▸ **Extracted data entries**
---

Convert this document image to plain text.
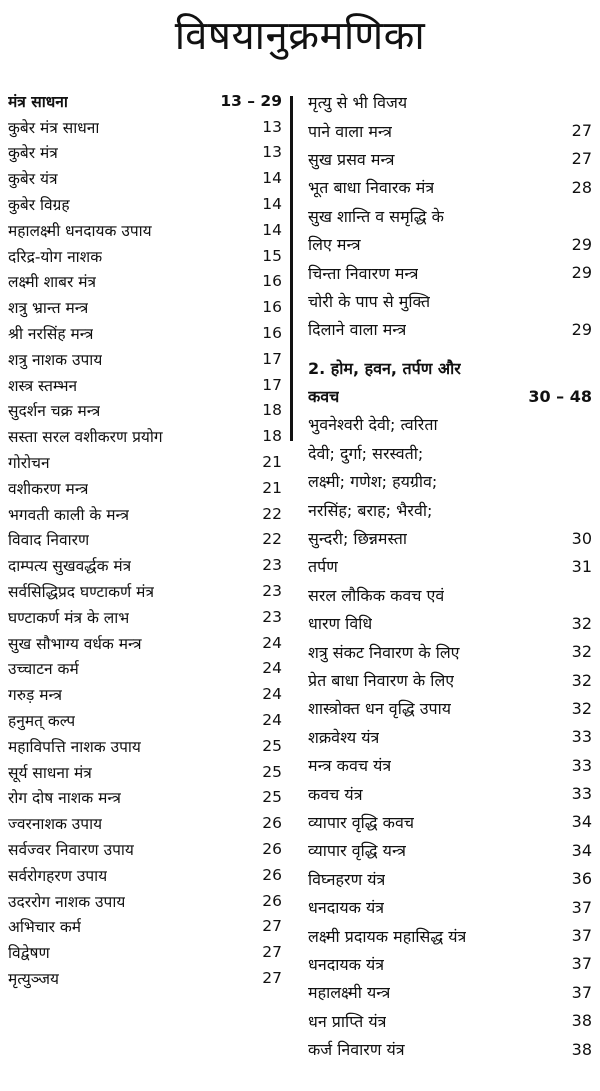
विषयानुक्रमणिका
मंत्र साधना	13 – 29
कुबेर मंत्र साधना	13
कुबेर मंत्र	13
कुबेर यंत्र	14
कुबेर विग्रह	14
महालक्ष्मी धनदायक उपाय	14
दरिद्र-योग नाशक	15
लक्ष्मी शाबर मंत्र	16
शत्रु भ्रान्त मन्त्र	16
श्री नरसिंह मन्त्र	16
शत्रु नाशक उपाय	17
शस्त्र स्तम्भन	17
सुदर्शन चक्र मन्त्र	18
सस्ता सरल वशीकरण प्रयोग	18
गोरोचन	21
वशीकरण मन्त्र	21
भगवती काली के मन्त्र	22
विवाद निवारण	22
दाम्पत्य सुखवर्द्धक मंत्र	23
सर्वसिद्धिप्रद घण्टाकर्ण मंत्र	23
घण्टाकर्ण मंत्र के लाभ	23
सुख सौभाग्य वर्धक मन्त्र	24
उच्चाटन कर्म	24
गरुड़ मन्त्र	24
हनुमत् कल्प	24
महाविपत्ति नाशक उपाय	25
सूर्य साधना मंत्र	25
रोग दोष नाशक मन्त्र	25
ज्वरनाशक उपाय	26
सर्वज्वर निवारण उपाय	26
सर्वरोगहरण उपाय	26
उदररोग नाशक उपाय	26
अभिचार कर्म	27
विद्वेषण	27
मृत्युञ्जय	27
मृत्यु से भी विजय
पाने वाला मन्त्र	27
सुख प्रसव मन्त्र	27
भूत बाधा निवारक मंत्र	28
सुख शान्ति व समृद्धि के
लिए मन्त्र	29
चिन्ता निवारण मन्त्र	29
चोरी के पाप से मुक्ति
दिलाने वाला मन्त्र	29
2. होम, हवन, तर्पण और
कवच	30 – 48
भुवनेश्वरी देवी; त्वरिता
देवी; दुर्गा; सरस्वती;
लक्ष्मी; गणेश; हयग्रीव;
नरसिंह; बराह; भैरवी;
सुन्दरी; छिन्नमस्ता	30
तर्पण	31
सरल लौकिक कवच एवं
धारण विधि	32
शत्रु संकट निवारण के लिए	32
प्रेत बाधा निवारण के लिए	32
शास्त्रोक्त धन वृद्धि उपाय	32
शक्रवेश्य यंत्र	33
मन्त्र कवच यंत्र	33
कवच यंत्र	33
व्यापार वृद्धि कवच	34
व्यापार वृद्धि यन्त्र	34
विघ्नहरण यंत्र	36
धनदायक यंत्र	37
लक्ष्मी प्रदायक महासिद्ध यंत्र	37
धनदायक यंत्र	37
महालक्ष्मी यन्त्र	37
धन प्राप्ति यंत्र	38
कर्ज निवारण यंत्र	38
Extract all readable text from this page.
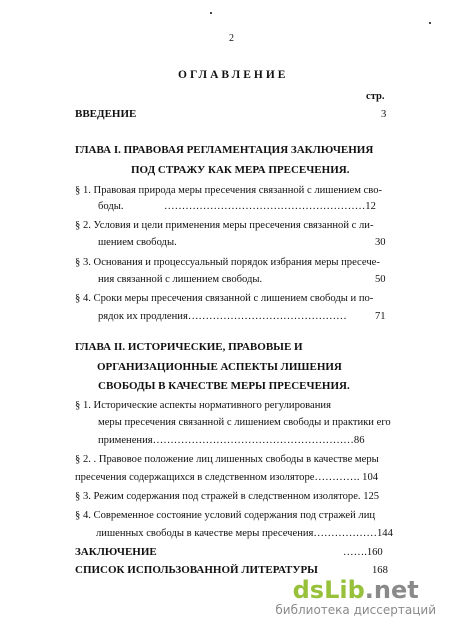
2
ОГЛАВЛЕНИЕ
стр.
ВВЕДЕНИЕ	3
ГЛАВА I. ПРАВОВАЯ РЕГЛАМЕНТАЦИЯ ЗАКЛЮЧЕНИЯ
ПОД СТРАЖУ КАК МЕРА ПРЕСЕЧЕНИЯ.
§ 1. Правовая природа меры пресечения связанной с лишением сво-
боды.	…………………………………………………12
§ 2. Условия и цели применения меры пресечения связанной с ли-
шением свободы.	30
§ 3. Основания и процессуальный порядок избрания меры пресече-
ния связанной с лишением свободы.	50
§ 4. Сроки меры пресечения связанной с лишением свободы и по-
рядок их продления………………………………………	71
ГЛАВА II. ИСТОРИЧЕСКИЕ, ПРАВОВЫЕ И
ОРГАНИЗАЦИОННЫЕ АСПЕКТЫ ЛИШЕНИЯ
СВОБОДЫ В КАЧЕСТВЕ МЕРЫ ПРЕСЕЧЕНИЯ.
§ 1. Исторические аспекты нормативного регулирования
меры пресечения связанной с лишением свободы и практики его
применения…………………………………………………86
§ 2. . Правовое положение лиц лишенных свободы в качестве меры
пресечения содержащихся в следственном изоляторе…………. 104
§ 3. Режим содержания под стражей в следственном изоляторе. 125
§ 4. Современное состояние условий содержания под стражей лиц
лишенных свободы в качестве меры пресечения………………144
ЗАКЛЮЧЕНИЕ	…….160
СПИСОК ИСПОЛЬЗОВАННОЙ ЛИТЕРАТУРЫ	168
dsLib.net
библиотека диссертаций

---

▸ **Goal**
Write down every line of the data above that includes the string "стражей".

▸ **Expected answer**
§ 3. Режим содержания под стражей в следственном изоляторе. 125
§ 4. Современное состояние условий содержания под стражей лиц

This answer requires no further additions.